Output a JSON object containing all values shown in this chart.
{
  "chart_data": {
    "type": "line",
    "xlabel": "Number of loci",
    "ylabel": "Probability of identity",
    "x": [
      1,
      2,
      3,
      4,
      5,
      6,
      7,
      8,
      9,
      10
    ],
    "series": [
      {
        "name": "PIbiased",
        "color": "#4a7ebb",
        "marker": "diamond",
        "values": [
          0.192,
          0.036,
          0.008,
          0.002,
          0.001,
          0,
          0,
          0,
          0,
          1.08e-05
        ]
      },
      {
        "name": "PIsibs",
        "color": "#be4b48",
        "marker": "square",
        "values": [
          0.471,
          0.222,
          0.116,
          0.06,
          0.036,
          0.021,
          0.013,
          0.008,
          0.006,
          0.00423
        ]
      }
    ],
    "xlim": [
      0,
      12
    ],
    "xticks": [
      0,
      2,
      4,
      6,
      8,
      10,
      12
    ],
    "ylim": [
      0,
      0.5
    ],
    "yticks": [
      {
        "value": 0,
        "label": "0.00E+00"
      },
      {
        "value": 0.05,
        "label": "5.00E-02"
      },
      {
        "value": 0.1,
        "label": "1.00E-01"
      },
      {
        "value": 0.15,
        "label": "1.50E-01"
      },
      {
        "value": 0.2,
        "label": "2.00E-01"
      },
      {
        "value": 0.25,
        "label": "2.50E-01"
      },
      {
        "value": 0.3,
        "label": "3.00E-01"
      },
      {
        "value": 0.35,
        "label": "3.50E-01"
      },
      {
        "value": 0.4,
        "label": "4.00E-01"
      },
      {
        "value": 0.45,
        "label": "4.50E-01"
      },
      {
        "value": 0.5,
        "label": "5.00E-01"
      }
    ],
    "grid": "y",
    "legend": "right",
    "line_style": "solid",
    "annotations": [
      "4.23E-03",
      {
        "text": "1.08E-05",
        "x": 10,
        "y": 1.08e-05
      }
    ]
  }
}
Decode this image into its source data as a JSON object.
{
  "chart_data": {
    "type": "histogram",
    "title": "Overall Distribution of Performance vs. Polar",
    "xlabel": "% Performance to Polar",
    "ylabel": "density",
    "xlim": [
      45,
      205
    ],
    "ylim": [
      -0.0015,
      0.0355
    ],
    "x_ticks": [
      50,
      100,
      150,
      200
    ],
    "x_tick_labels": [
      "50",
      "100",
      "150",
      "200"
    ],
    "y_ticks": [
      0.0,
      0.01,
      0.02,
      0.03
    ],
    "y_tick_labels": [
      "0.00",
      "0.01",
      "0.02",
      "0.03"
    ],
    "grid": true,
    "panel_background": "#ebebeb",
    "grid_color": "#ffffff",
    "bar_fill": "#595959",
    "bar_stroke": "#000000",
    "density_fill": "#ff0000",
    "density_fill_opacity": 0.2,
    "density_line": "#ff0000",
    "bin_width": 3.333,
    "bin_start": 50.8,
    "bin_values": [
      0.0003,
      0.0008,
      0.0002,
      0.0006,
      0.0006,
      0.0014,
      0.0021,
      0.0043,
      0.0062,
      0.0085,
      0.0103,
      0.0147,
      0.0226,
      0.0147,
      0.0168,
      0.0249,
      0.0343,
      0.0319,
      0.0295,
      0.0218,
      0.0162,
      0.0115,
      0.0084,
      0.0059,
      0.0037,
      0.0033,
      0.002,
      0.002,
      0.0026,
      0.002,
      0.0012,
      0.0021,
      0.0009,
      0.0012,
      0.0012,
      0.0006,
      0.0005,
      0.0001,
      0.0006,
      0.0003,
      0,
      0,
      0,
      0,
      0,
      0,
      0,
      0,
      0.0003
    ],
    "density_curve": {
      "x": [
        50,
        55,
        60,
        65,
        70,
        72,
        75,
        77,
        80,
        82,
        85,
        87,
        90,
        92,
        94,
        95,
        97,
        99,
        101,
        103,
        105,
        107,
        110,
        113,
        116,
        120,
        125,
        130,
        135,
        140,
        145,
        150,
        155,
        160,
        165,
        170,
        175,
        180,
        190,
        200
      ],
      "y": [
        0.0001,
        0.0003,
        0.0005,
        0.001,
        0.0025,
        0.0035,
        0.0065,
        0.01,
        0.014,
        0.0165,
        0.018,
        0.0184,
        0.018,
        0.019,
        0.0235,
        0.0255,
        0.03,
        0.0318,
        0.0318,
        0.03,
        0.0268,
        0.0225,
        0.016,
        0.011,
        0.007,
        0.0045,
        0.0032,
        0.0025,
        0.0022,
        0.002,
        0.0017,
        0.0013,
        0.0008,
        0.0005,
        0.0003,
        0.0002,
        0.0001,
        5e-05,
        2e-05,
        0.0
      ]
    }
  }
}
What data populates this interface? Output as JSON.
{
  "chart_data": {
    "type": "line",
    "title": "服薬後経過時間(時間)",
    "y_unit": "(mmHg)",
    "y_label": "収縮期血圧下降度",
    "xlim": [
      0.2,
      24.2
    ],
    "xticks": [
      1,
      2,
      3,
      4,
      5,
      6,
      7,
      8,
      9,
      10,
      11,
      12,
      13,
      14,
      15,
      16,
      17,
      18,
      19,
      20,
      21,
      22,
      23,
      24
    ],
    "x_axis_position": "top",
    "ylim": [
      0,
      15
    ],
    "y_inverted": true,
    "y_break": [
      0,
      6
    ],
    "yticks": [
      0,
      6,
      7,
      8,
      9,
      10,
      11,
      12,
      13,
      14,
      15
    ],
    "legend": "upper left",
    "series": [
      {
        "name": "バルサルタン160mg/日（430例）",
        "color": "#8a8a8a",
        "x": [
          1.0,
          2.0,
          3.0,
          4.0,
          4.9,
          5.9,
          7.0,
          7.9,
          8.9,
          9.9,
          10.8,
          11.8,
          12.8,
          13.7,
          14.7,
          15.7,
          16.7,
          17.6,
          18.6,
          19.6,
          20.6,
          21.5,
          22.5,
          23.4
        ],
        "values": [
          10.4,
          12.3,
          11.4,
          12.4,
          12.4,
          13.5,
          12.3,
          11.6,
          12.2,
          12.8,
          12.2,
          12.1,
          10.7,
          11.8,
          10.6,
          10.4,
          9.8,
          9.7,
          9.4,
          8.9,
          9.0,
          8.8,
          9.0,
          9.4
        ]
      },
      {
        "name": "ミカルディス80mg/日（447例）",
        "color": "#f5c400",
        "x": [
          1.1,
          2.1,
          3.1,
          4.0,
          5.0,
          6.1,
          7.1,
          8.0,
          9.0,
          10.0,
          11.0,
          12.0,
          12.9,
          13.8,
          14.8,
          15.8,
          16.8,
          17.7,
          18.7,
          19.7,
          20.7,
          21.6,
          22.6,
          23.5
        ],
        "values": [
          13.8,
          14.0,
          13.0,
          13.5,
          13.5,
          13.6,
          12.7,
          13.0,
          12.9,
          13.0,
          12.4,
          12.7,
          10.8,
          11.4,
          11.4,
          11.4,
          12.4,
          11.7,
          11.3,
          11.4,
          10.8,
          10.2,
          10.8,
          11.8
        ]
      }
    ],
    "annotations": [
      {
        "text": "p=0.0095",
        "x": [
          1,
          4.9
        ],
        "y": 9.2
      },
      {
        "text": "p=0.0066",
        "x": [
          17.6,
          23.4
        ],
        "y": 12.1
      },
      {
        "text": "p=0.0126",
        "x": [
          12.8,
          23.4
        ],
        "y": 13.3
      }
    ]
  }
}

::::::::::

Reproduce all the data word for word.

Reply:
Output a JSON object containing all values shown in this chart.
{
  "chart_data": {
    "type": "line",
    "xlabel": "Number of loci",
    "ylabel": "Probability of identity",
    "x": [
      1,
      2,
      3,
      4,
      5,
      6,
      7,
      8,
      9,
      10
    ],
    "series": [
      {
        "name": "PIbiased",
        "color": "#4a7ebb",
        "marker": "diamond",
        "values": [
          0.192,
          0.036,
          0.008,
          0.002,
          0.001,
          0,
          0,
          0,
          0,
          1.08e-05
        ]
      },
      {
        "name": "PIsibs",
        "color": "#be4b48",
        "marker": "square",
        "values": [
          0.471,
          0.222,
          0.116,
          0.06,
          0.036,
          0.021,
          0.013,
          0.008,
          0.006,
          0.00423
        ]
      }
    ],
    "xlim": [
      0,
      12
    ],
    "xticks": [
      0,
      2,
      4,
      6,
      8,
      10,
      12
    ],
    "ylim": [
      0,
      0.5
    ],
    "yticks": [
      {
        "value": 0,
        "label": "0.00E+00"
      },
      {
        "value": 0.05,
        "label": "5.00E-02"
      },
      {
        "value": 0.1,
        "label": "1.00E-01"
      },
      {
        "value": 0.15,
        "label": "1.50E-01"
      },
      {
        "value": 0.2,
        "label": "2.00E-01"
      },
      {
        "value": 0.25,
        "label": "2.50E-01"
      },
      {
        "value": 0.3,
        "label": "3.00E-01"
      },
      {
        "value": 0.35,
        "label": "3.50E-01"
      },
      {
        "value": 0.4,
        "label": "4.00E-01"
      },
      {
        "value": 0.45,
        "label": "4.50E-01"
      },
      {
        "value": 0.5,
        "label": "5.00E-01"
      }
    ],
    "grid": "y",
    "legend": "right",
    "line_style": "solid",
    "annotations": [
      "4.23E-03",
      {
        "text": "1.08E-05",
        "x": 10,
        "y": 1.08e-05
      }
    ]
  }
}
Decode this image into its source data as a JSON object.
{
  "chart_data": {
    "type": "histogram",
    "title": "Overall Distribution of Performance vs. Polar",
    "xlabel": "% Performance to Polar",
    "ylabel": "density",
    "xlim": [
      45,
      205
    ],
    "ylim": [
      -0.0015,
      0.0355
    ],
    "x_ticks": [
      50,
      100,
      150,
      200
    ],
    "x_tick_labels": [
      "50",
      "100",
      "150",
      "200"
    ],
    "y_ticks": [
      0.0,
      0.01,
      0.02,
      0.03
    ],
    "y_tick_labels": [
      "0.00",
      "0.01",
      "0.02",
      "0.03"
    ],
    "grid": true,
    "panel_background": "#ebebeb",
    "grid_color": "#ffffff",
    "bar_fill": "#595959",
    "bar_stroke": "#000000",
    "density_fill": "#ff0000",
    "density_fill_opacity": 0.2,
    "density_line": "#ff0000",
    "bin_width": 3.333,
    "bin_start": 50.8,
    "bin_values": [
      0.0003,
      0.0008,
      0.0002,
      0.0006,
      0.0006,
      0.0014,
      0.0021,
      0.0043,
      0.0062,
      0.0085,
      0.0103,
      0.0147,
      0.0226,
      0.0147,
      0.0168,
      0.0249,
      0.0343,
      0.0319,
      0.0295,
      0.0218,
      0.0162,
      0.0115,
      0.0084,
      0.0059,
      0.0037,
      0.0033,
      0.002,
      0.002,
      0.0026,
      0.002,
      0.0012,
      0.0021,
      0.0009,
      0.0012,
      0.0012,
      0.0006,
      0.0005,
      0.0001,
      0.0006,
      0.0003,
      0,
      0,
      0,
      0,
      0,
      0,
      0,
      0,
      0.0003
    ],
    "density_curve": {
      "x": [
        50,
        55,
        60,
        65,
        70,
        72,
        75,
        77,
        80,
        82,
        85,
        87,
        90,
        92,
        94,
        95,
        97,
        99,
        101,
        103,
        105,
        107,
        110,
        113,
        116,
        120,
        125,
        130,
        135,
        140,
        145,
        150,
        155,
        160,
        165,
        170,
        175,
        180,
        190,
        200
      ],
      "y": [
        0.0001,
        0.0003,
        0.0005,
        0.001,
        0.0025,
        0.0035,
        0.0065,
        0.01,
        0.014,
        0.0165,
        0.018,
        0.0184,
        0.018,
        0.019,
        0.0235,
        0.0255,
        0.03,
        0.0318,
        0.0318,
        0.03,
        0.0268,
        0.0225,
        0.016,
        0.011,
        0.007,
        0.0045,
        0.0032,
        0.0025,
        0.0022,
        0.002,
        0.0017,
        0.0013,
        0.0008,
        0.0005,
        0.0003,
        0.0002,
        0.0001,
        5e-05,
        2e-05,
        0.0
      ]
    }
  }
}
What data populates this interface? Output as JSON.
{
  "chart_data": {
    "type": "line",
    "title": "服薬後経過時間(時間)",
    "y_unit": "(mmHg)",
    "y_label": "収縮期血圧下降度",
    "xlim": [
      0.2,
      24.2
    ],
    "xticks": [
      1,
      2,
      3,
      4,
      5,
      6,
      7,
      8,
      9,
      10,
      11,
      12,
      13,
      14,
      15,
      16,
      17,
      18,
      19,
      20,
      21,
      22,
      23,
      24
    ],
    "x_axis_position": "top",
    "ylim": [
      0,
      15
    ],
    "y_inverted": true,
    "y_break": [
      0,
      6
    ],
    "yticks": [
      0,
      6,
      7,
      8,
      9,
      10,
      11,
      12,
      13,
      14,
      15
    ],
    "legend": "upper left",
    "series": [
      {
        "name": "バルサルタン160mg/日（430例）",
        "color": "#8a8a8a",
        "x": [
          1.0,
          2.0,
          3.0,
          4.0,
          4.9,
          5.9,
          7.0,
          7.9,
          8.9,
          9.9,
          10.8,
          11.8,
          12.8,
          13.7,
          14.7,
          15.7,
          16.7,
          17.6,
          18.6,
          19.6,
          20.6,
          21.5,
          22.5,
          23.4
        ],
        "values": [
          10.4,
          12.3,
          11.4,
          12.4,
          12.4,
          13.5,
          12.3,
          11.6,
          12.2,
          12.8,
          12.2,
          12.1,
          10.7,
          11.8,
          10.6,
          10.4,
          9.8,
          9.7,
          9.4,
          8.9,
          9.0,
          8.8,
          9.0,
          9.4
        ]
      },
      {
        "name": "ミカルディス80mg/日（447例）",
        "color": "#f5c400",
        "x": [
          1.1,
          2.1,
          3.1,
          4.0,
          5.0,
          6.1,
          7.1,
          8.0,
          9.0,
          10.0,
          11.0,
          12.0,
          12.9,
          13.8,
          14.8,
          15.8,
          16.8,
          17.7,
          18.7,
          19.7,
          20.7,
          21.6,
          22.6,
          23.5
        ],
        "values": [
          13.8,
          14.0,
          13.0,
          13.5,
          13.5,
          13.6,
          12.7,
          13.0,
          12.9,
          13.0,
          12.4,
          12.7,
          10.8,
          11.4,
          11.4,
          11.4,
          12.4,
          11.7,
          11.3,
          11.4,
          10.8,
          10.2,
          10.8,
          11.8
        ]
      }
    ],
    "annotations": [
      {
        "text": "p=0.0095",
        "x": [
          1,
          4.9
        ],
        "y": 9.2
      },
      {
        "text": "p=0.0066",
        "x": [
          17.6,
          23.4
        ],
        "y": 12.1
      },
      {
        "text": "p=0.0126",
        "x": [
          12.8,
          23.4
        ],
        "y": 13.3
      }
    ]
  }
}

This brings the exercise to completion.